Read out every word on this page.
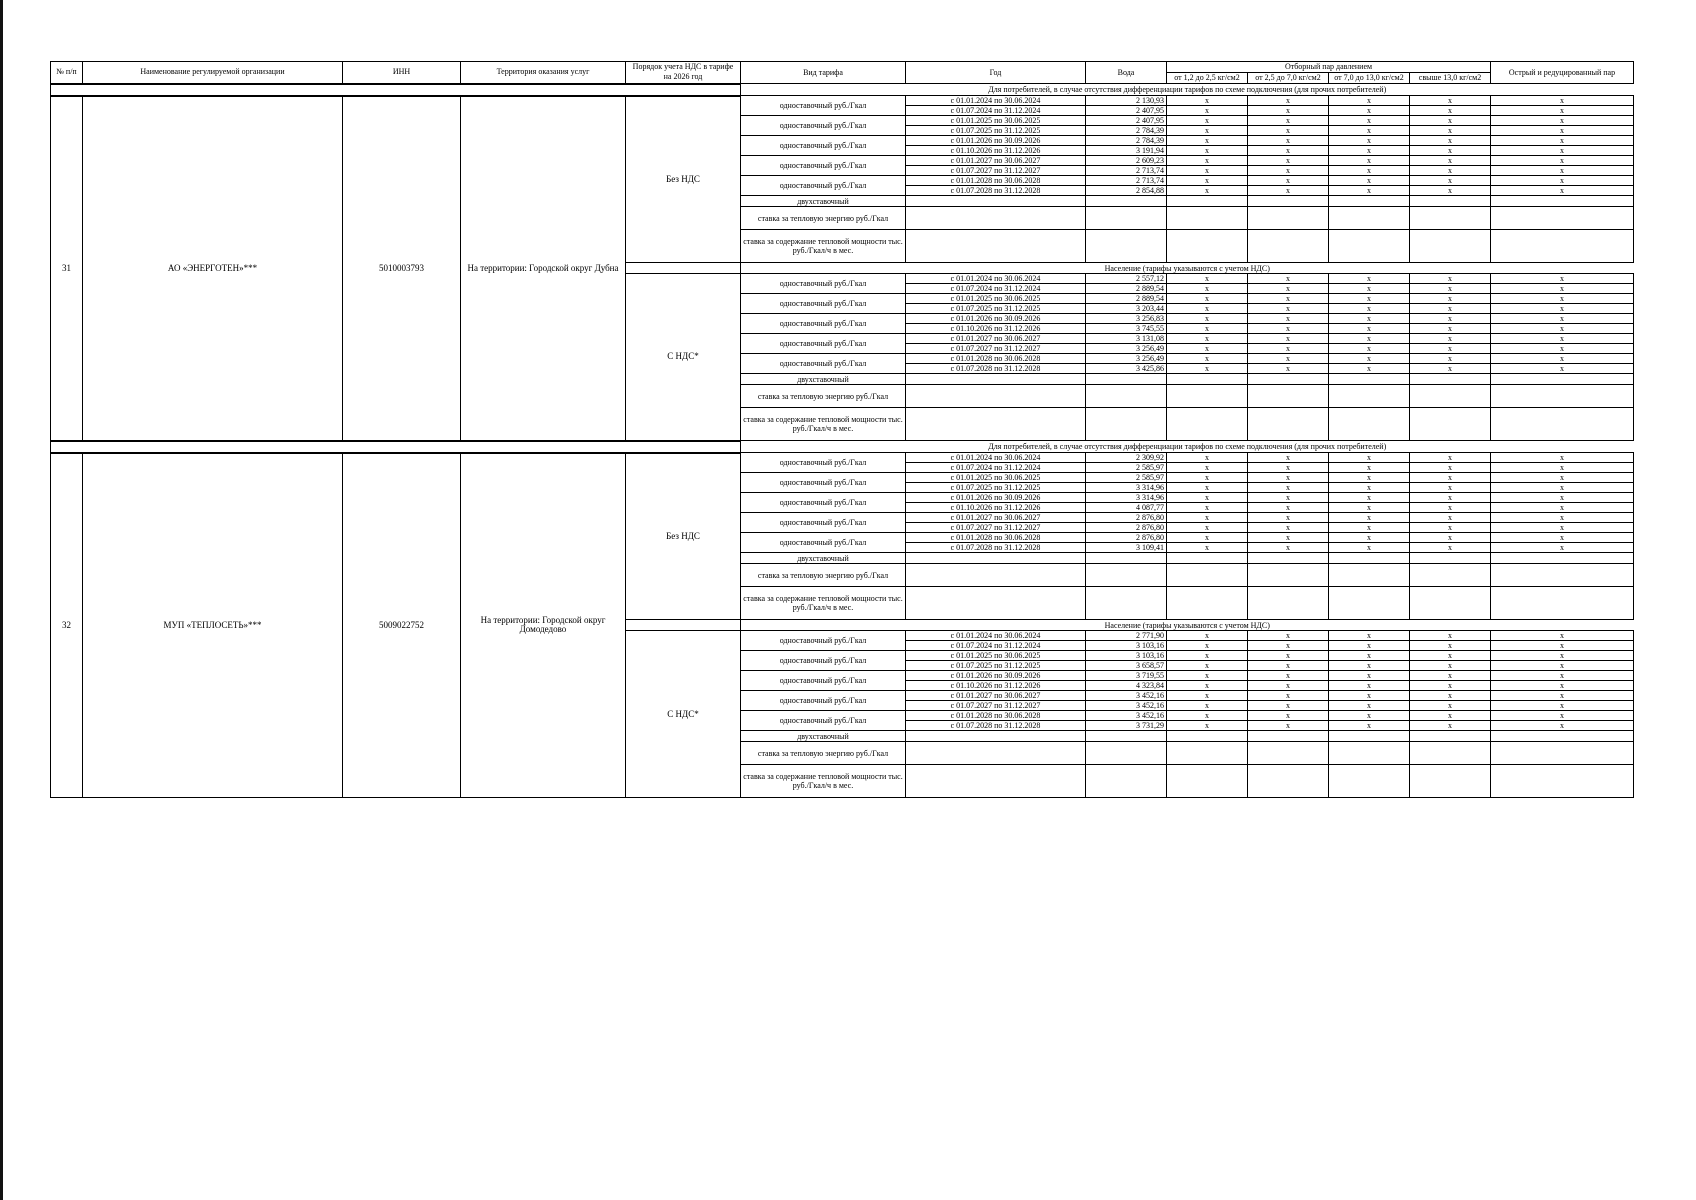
№ п/п	Наименование регулируемой организации	ИНН	Территория оказания услуг	Порядок учета НДС в тарифе на 2026 год	Вид тарифа	Год	Вода	Отборный пар давлением				Острый и редуцированный пар
								от 1,2 до 2,5 кг/см2	от 2,5 до 7,0 кг/см2	от 7,0 до 13,0 кг/см2	свыше 13,0 кг/см2	
					Для потребителей, в случае отсутствия дифференциации тарифов по схеме подключения (для прочих потребителей)							
31	АО «ЭНЕРГОТЕН»***	5010003793	На территории: Городской округ Дубна	Без НДС	одноставочный руб./Гкал	с 01.01.2024 по 30.06.2024	2 130,93	x	x	x	x	x
						с 01.07.2024 по 31.12.2024	2 407,95	x	x	x	x	x
					одноставочный руб./Гкал	с 01.01.2025 по 30.06.2025	2 407,95	x	x	x	x	x
						с 01.07.2025 по 31.12.2025	2 784,39	x	x	x	x	x
					одноставочный руб./Гкал	с 01.01.2026 по 30.09.2026	2 784,39	x	x	x	x	x
						с 01.10.2026 по 31.12.2026	3 191,94	x	x	x	x	x
					одноставочный руб./Гкал	с 01.01.2027 по 30.06.2027	2 609,23	x	x	x	x	x
						с 01.07.2027 по 31.12.2027	2 713,74	x	x	x	x	x
					одноставочный руб./Гкал	с 01.01.2028 по 30.06.2028	2 713,74	x	x	x	x	x
						с 01.07.2028 по 31.12.2028	2 854,88	x	x	x	x	x
					двухставочный							
					ставка за тепловую энергию руб./Гкал							
					ставка за содержание тепловой мощности тыс. руб./Гкал/ч в мес.							
					Население (тарифы указываются с учетом НДС)							
				С НДС*	одноставочный руб./Гкал	с 01.01.2024 по 30.06.2024	2 557,12	x	x	x	x	x
						с 01.07.2024 по 31.12.2024	2 889,54	x	x	x	x	x
					одноставочный руб./Гкал	с 01.01.2025 по 30.06.2025	2 889,54	x	x	x	x	x
						с 01.07.2025 по 31.12.2025	3 203,44	x	x	x	x	x
					одноставочный руб./Гкал	с 01.01.2026 по 30.09.2026	3 256,83	x	x	x	x	x
						с 01.10.2026 по 31.12.2026	3 745,55	x	x	x	x	x
					одноставочный руб./Гкал	с 01.01.2027 по 30.06.2027	3 131,08	x	x	x	x	x
						с 01.07.2027 по 31.12.2027	3 256,49	x	x	x	x	x
					одноставочный руб./Гкал	с 01.01.2028 по 30.06.2028	3 256,49	x	x	x	x	x
						с 01.07.2028 по 31.12.2028	3 425,86	x	x	x	x	x
					двухставочный							
					ставка за тепловую энергию руб./Гкал							
					ставка за содержание тепловой мощности тыс. руб./Гкал/ч в мес.							
					Для потребителей, в случае отсутствия дифференциации тарифов по схеме подключения (для прочих потребителей)							
32	МУП «ТЕПЛОСЕТЬ»***	5009022752	На территории: Городской округ Домодедово	Без НДС	одноставочный руб./Гкал	с 01.01.2024 по 30.06.2024	2 309,92	x	x	x	x	x
						с 01.07.2024 по 31.12.2024	2 585,97	x	x	x	x	x
					одноставочный руб./Гкал	с 01.01.2025 по 30.06.2025	2 585,97	x	x	x	x	x
						с 01.07.2025 по 31.12.2025	3 314,96	x	x	x	x	x
					одноставочный руб./Гкал	с 01.01.2026 по 30.09.2026	3 314,96	x	x	x	x	x
						с 01.10.2026 по 31.12.2026	4 087,77	x	x	x	x	x
					одноставочный руб./Гкал	с 01.01.2027 по 30.06.2027	2 876,80	x	x	x	x	x
						с 01.07.2027 по 31.12.2027	2 876,80	x	x	x	x	x
					одноставочный руб./Гкал	с 01.01.2028 по 30.06.2028	2 876,80	x	x	x	x	x
						с 01.07.2028 по 31.12.2028	3 109,41	x	x	x	x	x
					двухставочный							
					ставка за тепловую энергию руб./Гкал							
					ставка за содержание тепловой мощности тыс. руб./Гкал/ч в мес.							
					Население (тарифы указываются с учетом НДС)							
				С НДС*	одноставочный руб./Гкал	с 01.01.2024 по 30.06.2024	2 771,90	x	x	x	x	x
						с 01.07.2024 по 31.12.2024	3 103,16	x	x	x	x	x
					одноставочный руб./Гкал	с 01.01.2025 по 30.06.2025	3 103,16	x	x	x	x	x
						с 01.07.2025 по 31.12.2025	3 658,57	x	x	x	x	x
					одноставочный руб./Гкал	с 01.01.2026 по 30.09.2026	3 719,55	x	x	x	x	x
						с 01.10.2026 по 31.12.2026	4 323,84	x	x	x	x	x
					одноставочный руб./Гкал	с 01.01.2027 по 30.06.2027	3 452,16	x	x	x	x	x
						с 01.07.2027 по 31.12.2027	3 452,16	x	x	x	x	x
					одноставочный руб./Гкал	с 01.01.2028 по 30.06.2028	3 452,16	x	x	x	x	x
						с 01.07.2028 по 31.12.2028	3 731,29	x	x	x	x	x
					двухставочный							
					ставка за тепловую энергию руб./Гкал							
					ставка за содержание тепловой мощности тыс. руб./Гкал/ч в мес.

● ● ● ● ● ● ●

* **WHAT YOU HAVE TO DO**
Each record should be quoted exactly, with the images omitted.

* **FULL OUTPUT**
Read out every word on this page.
№ п/п	Наименование регулируемой организации	ИНН	Территория оказания услуг	Порядок учета НДС в тарифе на 2026 год	Вид тарифа	Год	Вода	Отборный пар давлением				Острый и редуцированный пар
								от 1,2 до 2,5 кг/см2	от 2,5 до 7,0 кг/см2	от 7,0 до 13,0 кг/см2	свыше 13,0 кг/см2	
					Для потребителей, в случае отсутствия дифференциации тарифов по схеме подключения (для прочих потребителей)							
31	АО «ЭНЕРГОТЕН»***	5010003793	На территории: Городской округ Дубна	Без НДС	одноставочный руб./Гкал	с 01.01.2024 по 30.06.2024	2 130,93	x	x	x	x	x
						с 01.07.2024 по 31.12.2024	2 407,95	x	x	x	x	x
					одноставочный руб./Гкал	с 01.01.2025 по 30.06.2025	2 407,95	x	x	x	x	x
						с 01.07.2025 по 31.12.2025	2 784,39	x	x	x	x	x
					одноставочный руб./Гкал	с 01.01.2026 по 30.09.2026	2 784,39	x	x	x	x	x
						с 01.10.2026 по 31.12.2026	3 191,94	x	x	x	x	x
					одноставочный руб./Гкал	с 01.01.2027 по 30.06.2027	2 609,23	x	x	x	x	x
						с 01.07.2027 по 31.12.2027	2 713,74	x	x	x	x	x
					одноставочный руб./Гкал	с 01.01.2028 по 30.06.2028	2 713,74	x	x	x	x	x
						с 01.07.2028 по 31.12.2028	2 854,88	x	x	x	x	x
					двухставочный							
					ставка за тепловую энергию руб./Гкал							
					ставка за содержание тепловой мощности тыс. руб./Гкал/ч в мес.							
					Население (тарифы указываются с учетом НДС)							
				С НДС*	одноставочный руб./Гкал	с 01.01.2024 по 30.06.2024	2 557,12	x	x	x	x	x
						с 01.07.2024 по 31.12.2024	2 889,54	x	x	x	x	x
					одноставочный руб./Гкал	с 01.01.2025 по 30.06.2025	2 889,54	x	x	x	x	x
						с 01.07.2025 по 31.12.2025	3 203,44	x	x	x	x	x
					одноставочный руб./Гкал	с 01.01.2026 по 30.09.2026	3 256,83	x	x	x	x	x
						с 01.10.2026 по 31.12.2026	3 745,55	x	x	x	x	x
					одноставочный руб./Гкал	с 01.01.2027 по 30.06.2027	3 131,08	x	x	x	x	x
						с 01.07.2027 по 31.12.2027	3 256,49	x	x	x	x	x
					одноставочный руб./Гкал	с 01.01.2028 по 30.06.2028	3 256,49	x	x	x	x	x
						с 01.07.2028 по 31.12.2028	3 425,86	x	x	x	x	x
					двухставочный							
					ставка за тепловую энергию руб./Гкал							
					ставка за содержание тепловой мощности тыс. руб./Гкал/ч в мес.							
					Для потребителей, в случае отсутствия дифференциации тарифов по схеме подключения (для прочих потребителей)							
32	МУП «ТЕПЛОСЕТЬ»***	5009022752	На территории: Городской округ Домодедово	Без НДС	одноставочный руб./Гкал	с 01.01.2024 по 30.06.2024	2 309,92	x	x	x	x	x
						с 01.07.2024 по 31.12.2024	2 585,97	x	x	x	x	x
					одноставочный руб./Гкал	с 01.01.2025 по 30.06.2025	2 585,97	x	x	x	x	x
						с 01.07.2025 по 31.12.2025	3 314,96	x	x	x	x	x
					одноставочный руб./Гкал	с 01.01.2026 по 30.09.2026	3 314,96	x	x	x	x	x
						с 01.10.2026 по 31.12.2026	4 087,77	x	x	x	x	x
					одноставочный руб./Гкал	с 01.01.2027 по 30.06.2027	2 876,80	x	x	x	x	x
						с 01.07.2027 по 31.12.2027	2 876,80	x	x	x	x	x
					одноставочный руб./Гкал	с 01.01.2028 по 30.06.2028	2 876,80	x	x	x	x	x
						с 01.07.2028 по 31.12.2028	3 109,41	x	x	x	x	x
					двухставочный							
					ставка за тепловую энергию руб./Гкал							
					ставка за содержание тепловой мощности тыс. руб./Гкал/ч в мес.							
					Население (тарифы указываются с учетом НДС)							
				С НДС*	одноставочный руб./Гкал	с 01.01.2024 по 30.06.2024	2 771,90	x	x	x	x	x
						с 01.07.2024 по 31.12.2024	3 103,16	x	x	x	x	x
					одноставочный руб./Гкал	с 01.01.2025 по 30.06.2025	3 103,16	x	x	x	x	x
						с 01.07.2025 по 31.12.2025	3 658,57	x	x	x	x	x
					одноставочный руб./Гкал	с 01.01.2026 по 30.09.2026	3 719,55	x	x	x	x	x
						с 01.10.2026 по 31.12.2026	4 323,84	x	x	x	x	x
					одноставочный руб./Гкал	с 01.01.2027 по 30.06.2027	3 452,16	x	x	x	x	x
						с 01.07.2027 по 31.12.2027	3 452,16	x	x	x	x	x
					одноставочный руб./Гкал	с 01.01.2028 по 30.06.2028	3 452,16	x	x	x	x	x
						с 01.07.2028 по 31.12.2028	3 731,29	x	x	x	x	x
					двухставочный							
					ставка за тепловую энергию руб./Гкал							
					ставка за содержание тепловой мощности тыс. руб./Гкал/ч в мес.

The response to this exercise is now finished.